Exercise -> Take each line containing "JSON" and report it exactly as written.

+---+

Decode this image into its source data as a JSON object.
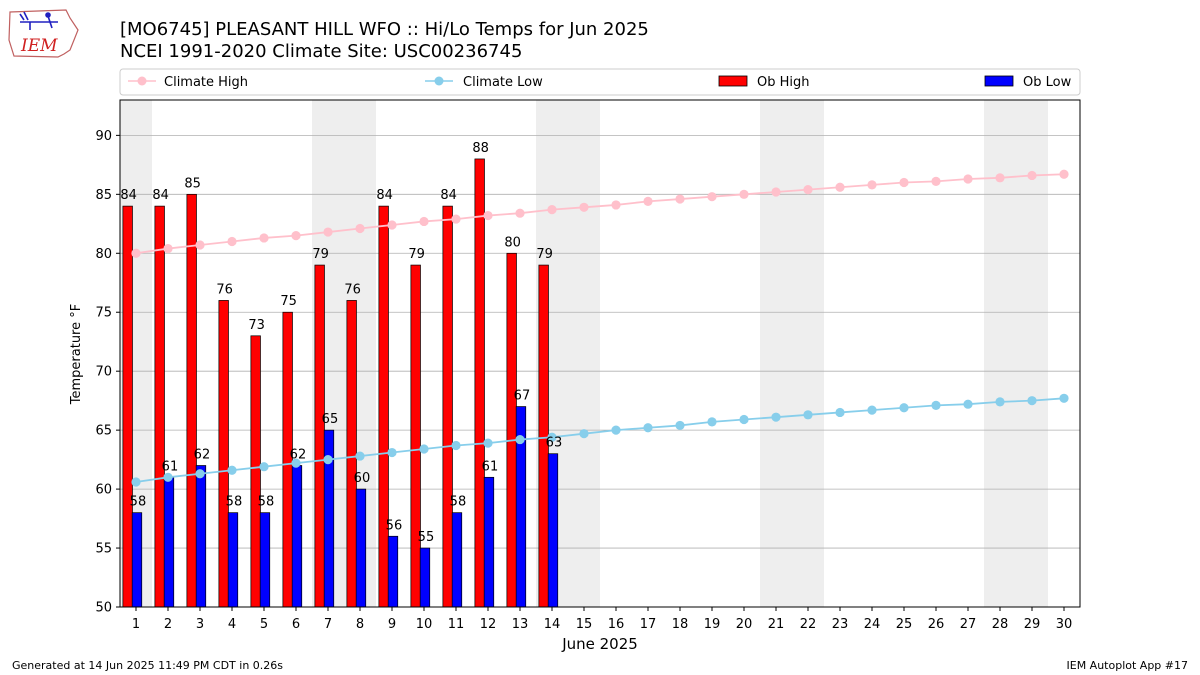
{
  "header": {
    "title_line1": "[MO6745] PLEASANT HILL WFO :: Hi/Lo Temps for Jun 2025",
    "title_line2": "NCEI 1991-2020 Climate Site: USC00236745",
    "logo_text": "IEM"
  },
  "footer": {
    "left": "Generated at 14 Jun 2025 11:49 PM CDT in 0.26s",
    "right": "IEM Autoplot App #17"
  },
  "colors": {
    "climate_high": "#ffc0cb",
    "climate_low": "#87ceeb",
    "ob_high": "#ff0000",
    "ob_low": "#0000ff",
    "weekend_shade": "#eeeeee",
    "grid": "#b0b0b0"
  },
  "chart_data": {
    "type": "bar",
    "title": "[MO6745] PLEASANT HILL WFO :: Hi/Lo Temps for Jun 2025",
    "subtitle": "NCEI 1991-2020 Climate Site: USC00236745",
    "xlabel": "June 2025",
    "ylabel": "Temperature °F",
    "ylim": [
      50,
      93
    ],
    "xlim": [
      0.5,
      30.5
    ],
    "yticks": [
      50,
      55,
      60,
      65,
      70,
      75,
      80,
      85,
      90
    ],
    "grid": true,
    "legend_position": "top",
    "days": [
      1,
      2,
      3,
      4,
      5,
      6,
      7,
      8,
      9,
      10,
      11,
      12,
      13,
      14,
      15,
      16,
      17,
      18,
      19,
      20,
      21,
      22,
      23,
      24,
      25,
      26,
      27,
      28,
      29,
      30
    ],
    "weekends": [
      1,
      7,
      8,
      14,
      15,
      21,
      22,
      28,
      29
    ],
    "series": [
      {
        "name": "Climate High",
        "kind": "line",
        "values": [
          80.0,
          80.4,
          80.7,
          81.0,
          81.3,
          81.5,
          81.8,
          82.1,
          82.4,
          82.7,
          82.9,
          83.2,
          83.4,
          83.7,
          83.9,
          84.1,
          84.4,
          84.6,
          84.8,
          85.0,
          85.2,
          85.4,
          85.6,
          85.8,
          86.0,
          86.1,
          86.3,
          86.4,
          86.6,
          86.7
        ]
      },
      {
        "name": "Climate Low",
        "kind": "line",
        "values": [
          60.6,
          61.0,
          61.3,
          61.6,
          61.9,
          62.2,
          62.5,
          62.8,
          63.1,
          63.4,
          63.7,
          63.9,
          64.2,
          64.4,
          64.7,
          65.0,
          65.2,
          65.4,
          65.7,
          65.9,
          66.1,
          66.3,
          66.5,
          66.7,
          66.9,
          67.1,
          67.2,
          67.4,
          67.5,
          67.7
        ]
      },
      {
        "name": "Ob High",
        "kind": "bar",
        "values": [
          84,
          84,
          85,
          76,
          73,
          75,
          79,
          76,
          84,
          79,
          84,
          88,
          80,
          79
        ]
      },
      {
        "name": "Ob Low",
        "kind": "bar",
        "values": [
          58,
          61,
          62,
          58,
          58,
          62,
          65,
          60,
          56,
          55,
          58,
          61,
          67,
          63
        ]
      }
    ]
  }
}
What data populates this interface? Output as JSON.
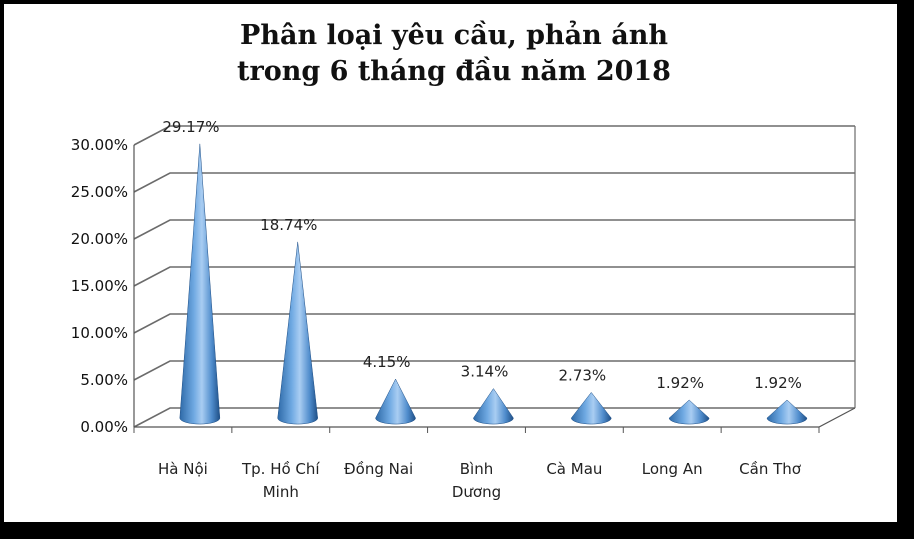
{
  "chart_data": {
    "type": "bar",
    "title_lines": [
      "Phân loại yêu cầu, phản ánh",
      "trong 6 tháng đầu năm 2018"
    ],
    "categories": [
      [
        "Hà Nội"
      ],
      [
        "Tp. Hồ Chí",
        "Minh"
      ],
      [
        "Đồng Nai"
      ],
      [
        "Bình",
        "Dương"
      ],
      [
        "Cà Mau"
      ],
      [
        "Long An"
      ],
      [
        "Cần Thơ"
      ]
    ],
    "values": [
      29.17,
      18.74,
      4.15,
      3.14,
      2.73,
      1.92,
      1.92
    ],
    "data_labels": [
      "29.17%",
      "18.74%",
      "4.15%",
      "3.14%",
      "2.73%",
      "1.92%",
      "1.92%"
    ],
    "yticks": [
      0,
      5,
      10,
      15,
      20,
      25,
      30
    ],
    "ytick_labels": [
      "0.00%",
      "5.00%",
      "10.00%",
      "15.00%",
      "20.00%",
      "25.00%",
      "30.00%"
    ],
    "ylim": [
      0,
      30
    ],
    "xlabel": "",
    "ylabel": "",
    "grid": true,
    "legend": "none",
    "bar_shape": "cone",
    "colors": {
      "bar_light": "#a9cdf2",
      "bar_mid": "#5b9bd5",
      "bar_dark": "#1f4f86",
      "grid": "#6b6b6b"
    }
  }
}
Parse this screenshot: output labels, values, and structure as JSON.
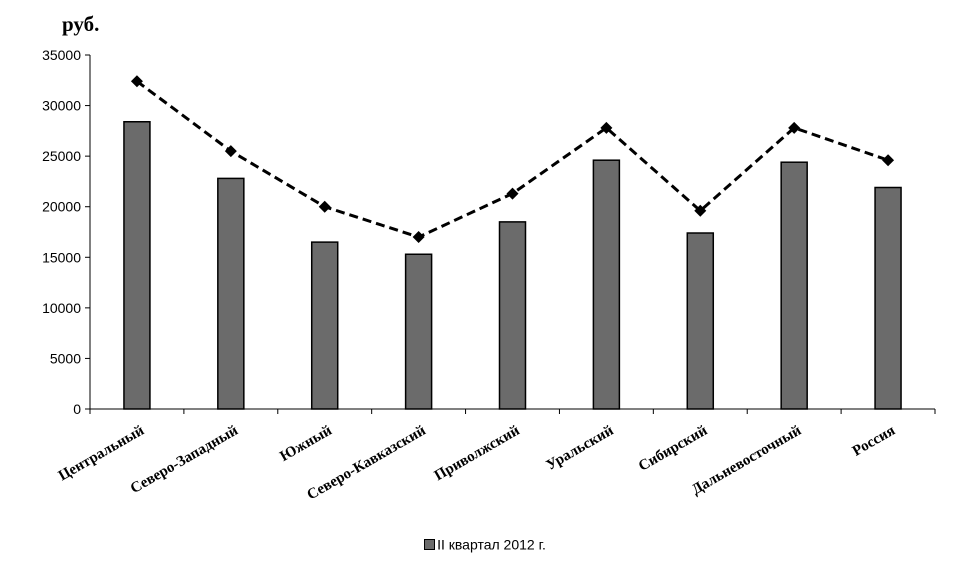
{
  "chart_data": {
    "type": "bar",
    "unit_label": "руб.",
    "categories": [
      "Центральный",
      "Северо-Западный",
      "Южный",
      "Северо-Кавказский",
      "Приволжский",
      "Уральский",
      "Сибирский",
      "Дальневосточный",
      "Россия"
    ],
    "series": [
      {
        "name": "II квартал 2012 г.",
        "kind": "bar",
        "color": "#6b6b6b",
        "values": [
          28400,
          22800,
          16500,
          15300,
          18500,
          24600,
          17400,
          24400,
          21900
        ]
      },
      {
        "kind": "line",
        "style": "dashed",
        "marker": "diamond",
        "color": "#000000",
        "values": [
          32400,
          25500,
          20000,
          17000,
          21300,
          27800,
          19600,
          27800,
          24600
        ]
      }
    ],
    "ylim": [
      0,
      35000
    ],
    "yticks": [
      0,
      5000,
      10000,
      15000,
      20000,
      25000,
      30000,
      35000
    ],
    "grid": false,
    "legend_position": "bottom"
  }
}
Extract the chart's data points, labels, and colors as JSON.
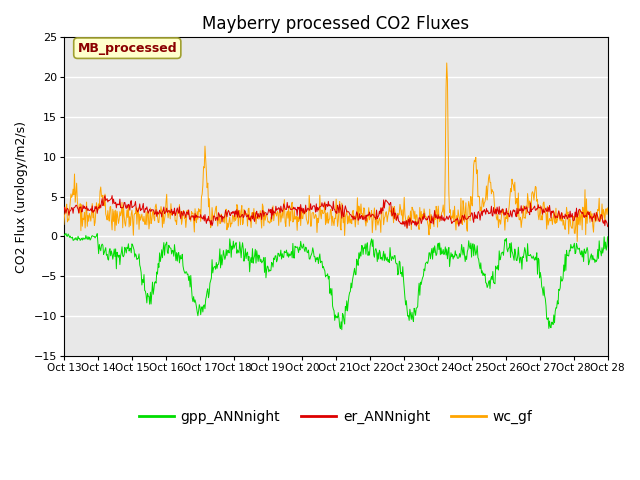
{
  "title": "Mayberry processed CO2 Fluxes",
  "ylabel": "CO2 Flux (urology/m2/s)",
  "ylim": [
    -15,
    25
  ],
  "yticks": [
    -15,
    -10,
    -5,
    0,
    5,
    10,
    15,
    20,
    25
  ],
  "xtick_labels": [
    "Oct 13",
    "Oct 14",
    "Oct 15",
    "Oct 16",
    "Oct 17",
    "Oct 18",
    "Oct 19",
    "Oct 20",
    "Oct 21",
    "Oct 22",
    "Oct 23",
    "Oct 24",
    "Oct 25",
    "Oct 26",
    "Oct 27",
    "Oct 28"
  ],
  "annotation_text": "MB_processed",
  "annotation_color": "#8B0000",
  "annotation_bg": "#ffffcc",
  "annotation_edge": "#a0a030",
  "line_colors": {
    "gpp": "#00dd00",
    "er": "#dd0000",
    "wc": "#ffa500"
  },
  "legend_labels": [
    "gpp_ANNnight",
    "er_ANNnight",
    "wc_gf"
  ],
  "bg_color": "#e8e8e8",
  "title_fontsize": 12,
  "label_fontsize": 9,
  "tick_fontsize": 8,
  "legend_fontsize": 10
}
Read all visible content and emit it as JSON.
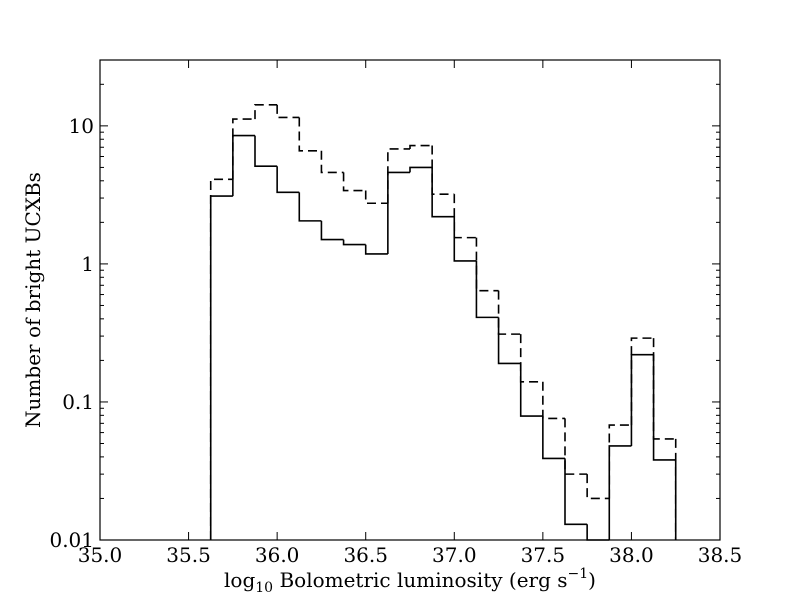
{
  "chart_data": {
    "type": "bar",
    "style": "step-histogram",
    "xlabel_prefix": "log",
    "xlabel_sub": "10",
    "xlabel_main": " Bolometric luminosity (erg s",
    "xlabel_sup": "−1",
    "xlabel_suffix": ")",
    "ylabel": "Number of bright UCXBs",
    "xlim": [
      35.0,
      38.5
    ],
    "ylim": [
      0.01,
      30
    ],
    "y_scale": "log",
    "grid": false,
    "x_ticks": [
      {
        "value": 35.0,
        "label": "35.0"
      },
      {
        "value": 35.5,
        "label": "35.5"
      },
      {
        "value": 36.0,
        "label": "36.0"
      },
      {
        "value": 36.5,
        "label": "36.5"
      },
      {
        "value": 37.0,
        "label": "37.0"
      },
      {
        "value": 37.5,
        "label": "37.5"
      },
      {
        "value": 38.0,
        "label": "38.0"
      },
      {
        "value": 38.5,
        "label": "38.5"
      }
    ],
    "y_ticks": [
      {
        "value": 0.01,
        "label": "0.01"
      },
      {
        "value": 0.1,
        "label": "0.1"
      },
      {
        "value": 1,
        "label": "1"
      },
      {
        "value": 10,
        "label": "10"
      }
    ],
    "bin_edges": [
      35.625,
      35.75,
      35.875,
      36.0,
      36.125,
      36.25,
      36.375,
      36.5,
      36.625,
      36.75,
      36.875,
      37.0,
      37.125,
      37.25,
      37.375,
      37.5,
      37.625,
      37.75,
      37.875,
      38.0,
      38.125,
      38.25
    ],
    "series": [
      {
        "linestyle": "solid",
        "values": [
          3.1,
          8.5,
          5.1,
          3.3,
          2.05,
          1.5,
          1.38,
          1.18,
          4.6,
          5.0,
          2.2,
          1.05,
          0.41,
          0.19,
          0.079,
          0.039,
          0.013,
          0.0,
          0.048,
          0.22,
          0.038
        ]
      },
      {
        "linestyle": "dashed",
        "values": [
          4.1,
          11.2,
          14.2,
          11.5,
          6.6,
          4.6,
          3.4,
          2.75,
          6.8,
          7.2,
          3.2,
          1.55,
          0.64,
          0.31,
          0.14,
          0.076,
          0.03,
          0.02,
          0.068,
          0.29,
          0.054
        ]
      }
    ]
  }
}
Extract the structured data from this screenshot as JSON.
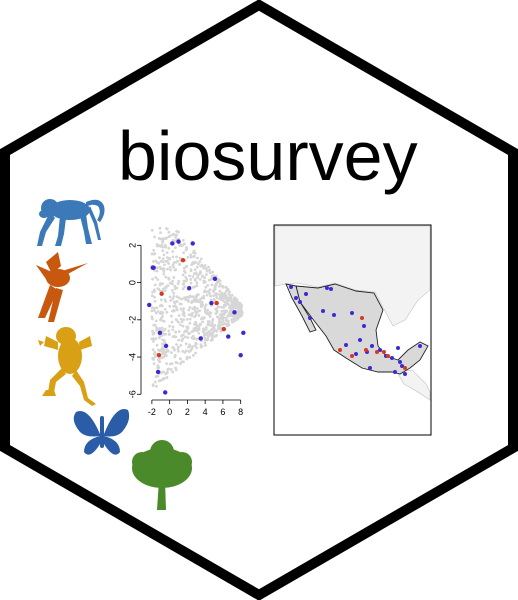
{
  "logo": {
    "title": "biosurvey",
    "colors": {
      "border": "#000000",
      "background": "#ffffff",
      "monkey": "#3b79b8",
      "bird": "#c8580e",
      "frog": "#d9a015",
      "butterfly": "#2a5ca8",
      "tree": "#4a8a2a",
      "points_selected_blue": "#3a2bd1",
      "points_selected_red": "#d7391f",
      "points_cloud": "#d6d6d6",
      "map_land": "#d9d9d9",
      "map_neighbor": "#f2f2f2"
    },
    "icons": [
      "monkey-icon",
      "hummingbird-icon",
      "frog-icon",
      "butterfly-icon",
      "tree-icon"
    ]
  },
  "chart_data": {
    "type": "scatter",
    "title": "",
    "xlabel": "",
    "ylabel": "",
    "xlim": [
      -3,
      9.5
    ],
    "ylim": [
      -6.2,
      3.2
    ],
    "x_ticks": [
      "-2",
      "0",
      "2",
      "4",
      "6",
      "8"
    ],
    "y_ticks": [
      "2",
      "0",
      "-2",
      "-4",
      "-6"
    ],
    "series": [
      {
        "color": "#3a2bd1",
        "points": [
          [
            0.3,
            2.1
          ],
          [
            1.0,
            2.2
          ],
          [
            2.6,
            2.1
          ],
          [
            -1.9,
            0.8
          ],
          [
            -1.8,
            0.8
          ],
          [
            2.2,
            -0.3
          ],
          [
            -2.3,
            -1.2
          ],
          [
            5.1,
            0.2
          ],
          [
            -1.1,
            -2.7
          ],
          [
            -0.4,
            -3.4
          ],
          [
            7.3,
            -1.6
          ],
          [
            6.6,
            -2.9
          ],
          [
            8.3,
            -2.7
          ],
          [
            -1.3,
            -4.8
          ],
          [
            8.0,
            -3.9
          ],
          [
            -0.5,
            -5.9
          ],
          [
            3.5,
            -3.0
          ],
          [
            4.7,
            -1.1
          ]
        ]
      },
      {
        "color": "#d7391f",
        "points": [
          [
            1.5,
            1.2
          ],
          [
            -0.9,
            -0.6
          ],
          [
            5.3,
            -1.1
          ],
          [
            6.1,
            -2.5
          ],
          [
            -1.2,
            -3.9
          ]
        ]
      }
    ]
  },
  "map": {
    "region": "Mexico",
    "points_blue": 26,
    "points_red": 8
  }
}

+---+

Right answer ->
Decode this image into its source data as a JSON object.
What data populates this interface? Output as JSON.
Parse this screenshot: output labels, values, and structure as JSON.
Extract the chart's data points, labels, and colors as JSON.
Read all visible content and emit it as JSON.
Extract the structured data from this screenshot as JSON.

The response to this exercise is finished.